● **Your instructions**: Could you replace "WORK WITH US" with "CONTACT US" in the records, from the first line through the line with "476, 1046, 488]", leaving everything else unchanged and giving back only those lines?

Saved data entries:

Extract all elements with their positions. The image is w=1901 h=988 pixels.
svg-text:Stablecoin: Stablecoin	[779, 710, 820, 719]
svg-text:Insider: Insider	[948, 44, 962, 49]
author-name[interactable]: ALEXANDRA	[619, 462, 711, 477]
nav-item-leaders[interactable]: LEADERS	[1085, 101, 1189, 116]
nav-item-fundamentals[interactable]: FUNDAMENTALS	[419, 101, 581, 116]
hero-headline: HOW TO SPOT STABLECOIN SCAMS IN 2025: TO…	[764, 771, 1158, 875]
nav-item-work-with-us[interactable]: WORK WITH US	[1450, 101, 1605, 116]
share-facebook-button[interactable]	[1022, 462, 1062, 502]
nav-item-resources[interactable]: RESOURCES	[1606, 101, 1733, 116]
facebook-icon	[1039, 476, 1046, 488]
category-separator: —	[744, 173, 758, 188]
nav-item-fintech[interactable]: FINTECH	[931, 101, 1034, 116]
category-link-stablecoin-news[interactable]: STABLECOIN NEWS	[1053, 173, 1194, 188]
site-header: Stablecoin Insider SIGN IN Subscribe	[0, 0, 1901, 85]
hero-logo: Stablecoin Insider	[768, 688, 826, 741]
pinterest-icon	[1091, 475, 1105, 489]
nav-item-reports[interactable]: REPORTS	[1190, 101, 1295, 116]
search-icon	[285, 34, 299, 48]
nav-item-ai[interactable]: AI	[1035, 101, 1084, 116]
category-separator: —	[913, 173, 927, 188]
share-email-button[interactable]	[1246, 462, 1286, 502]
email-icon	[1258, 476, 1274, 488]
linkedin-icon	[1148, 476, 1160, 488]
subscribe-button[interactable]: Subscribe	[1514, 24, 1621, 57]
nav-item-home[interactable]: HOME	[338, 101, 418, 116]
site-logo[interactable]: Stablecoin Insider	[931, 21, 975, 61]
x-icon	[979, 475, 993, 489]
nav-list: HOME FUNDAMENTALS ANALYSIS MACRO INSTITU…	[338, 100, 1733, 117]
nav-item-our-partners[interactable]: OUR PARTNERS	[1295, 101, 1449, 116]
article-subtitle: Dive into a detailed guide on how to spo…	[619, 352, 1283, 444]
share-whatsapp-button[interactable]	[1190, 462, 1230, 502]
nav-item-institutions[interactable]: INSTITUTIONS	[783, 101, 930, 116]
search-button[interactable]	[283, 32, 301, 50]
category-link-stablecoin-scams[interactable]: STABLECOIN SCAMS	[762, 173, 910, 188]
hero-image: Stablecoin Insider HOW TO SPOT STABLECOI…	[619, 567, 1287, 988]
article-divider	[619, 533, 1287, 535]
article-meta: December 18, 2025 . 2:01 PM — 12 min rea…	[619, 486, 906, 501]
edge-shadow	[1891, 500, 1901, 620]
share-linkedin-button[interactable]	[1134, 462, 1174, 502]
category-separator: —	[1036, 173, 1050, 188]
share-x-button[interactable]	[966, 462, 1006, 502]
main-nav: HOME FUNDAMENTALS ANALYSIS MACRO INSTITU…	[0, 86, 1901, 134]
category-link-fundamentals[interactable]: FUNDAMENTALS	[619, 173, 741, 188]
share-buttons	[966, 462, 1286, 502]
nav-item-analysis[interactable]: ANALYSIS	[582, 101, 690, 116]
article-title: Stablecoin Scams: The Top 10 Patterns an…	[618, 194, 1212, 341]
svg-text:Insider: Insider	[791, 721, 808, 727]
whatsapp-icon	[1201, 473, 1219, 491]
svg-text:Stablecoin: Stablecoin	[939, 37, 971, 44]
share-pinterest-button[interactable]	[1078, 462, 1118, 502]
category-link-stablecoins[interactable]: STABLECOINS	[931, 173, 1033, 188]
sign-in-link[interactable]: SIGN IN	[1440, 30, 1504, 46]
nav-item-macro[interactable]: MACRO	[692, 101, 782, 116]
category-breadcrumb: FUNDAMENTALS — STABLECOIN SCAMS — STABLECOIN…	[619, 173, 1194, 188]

● **The response**:
Extract all elements with their positions. The image is w=1901 h=988 pixels.
svg-text:Stablecoin: Stablecoin	[779, 710, 820, 719]
svg-text:Insider: Insider	[948, 44, 962, 49]
author-name[interactable]: ALEXANDRA	[619, 462, 711, 477]
nav-item-leaders[interactable]: LEADERS	[1085, 101, 1189, 116]
nav-item-fundamentals[interactable]: FUNDAMENTALS	[419, 101, 581, 116]
hero-headline: HOW TO SPOT STABLECOIN SCAMS IN 2025: TO…	[764, 771, 1158, 875]
nav-item-work-with-us[interactable]: CONTACT US	[1450, 101, 1605, 116]
share-facebook-button[interactable]	[1022, 462, 1062, 502]
nav-item-resources[interactable]: RESOURCES	[1606, 101, 1733, 116]
facebook-icon	[1039, 476, 1046, 488]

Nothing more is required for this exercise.